Stored items:

┌────────

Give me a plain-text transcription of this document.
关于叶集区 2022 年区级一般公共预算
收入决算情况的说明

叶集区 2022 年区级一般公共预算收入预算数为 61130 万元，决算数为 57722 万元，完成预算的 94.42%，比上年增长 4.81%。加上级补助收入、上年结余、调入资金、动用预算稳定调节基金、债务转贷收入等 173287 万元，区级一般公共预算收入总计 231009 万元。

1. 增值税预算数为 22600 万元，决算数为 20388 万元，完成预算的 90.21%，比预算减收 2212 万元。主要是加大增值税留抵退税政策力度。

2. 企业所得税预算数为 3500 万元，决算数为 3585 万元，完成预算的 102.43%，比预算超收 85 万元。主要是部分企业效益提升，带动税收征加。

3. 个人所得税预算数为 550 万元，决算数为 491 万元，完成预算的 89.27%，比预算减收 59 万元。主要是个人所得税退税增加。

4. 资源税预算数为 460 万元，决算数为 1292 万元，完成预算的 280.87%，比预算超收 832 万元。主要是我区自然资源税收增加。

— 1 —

└────────

Give back the data above exactly as it appears.

▸ **COMPLETE RESPONSE**
Give me a plain-text transcription of this document.
关于叶集区 2022 年区级一般公共预算
收入决算情况的说明

叶集区 2022 年区级一般公共预算收入预算数为 61130 万元，决算数为 57722 万元，完成预算的 94.42%，比上年增长 4.81%。加上级补助收入、上年结余、调入资金、动用预算稳定调节基金、债务转贷收入等 173287 万元，区级一般公共预算收入总计 231009 万元。

1. 增值税预算数为 22600 万元，决算数为 20388 万元，完成预算的 90.21%，比预算减收 2212 万元。主要是加大增值税留抵退税政策力度。

2. 企业所得税预算数为 3500 万元，决算数为 3585 万元，完成预算的 102.43%，比预算超收 85 万元。主要是部分企业效益提升，带动税收征加。

3. 个人所得税预算数为 550 万元，决算数为 491 万元，完成预算的 89.27%，比预算减收 59 万元。主要是个人所得税退税增加。

4. 资源税预算数为 460 万元，决算数为 1292 万元，完成预算的 280.87%，比预算超收 832 万元。主要是我区自然资源税收增加。

— 1 —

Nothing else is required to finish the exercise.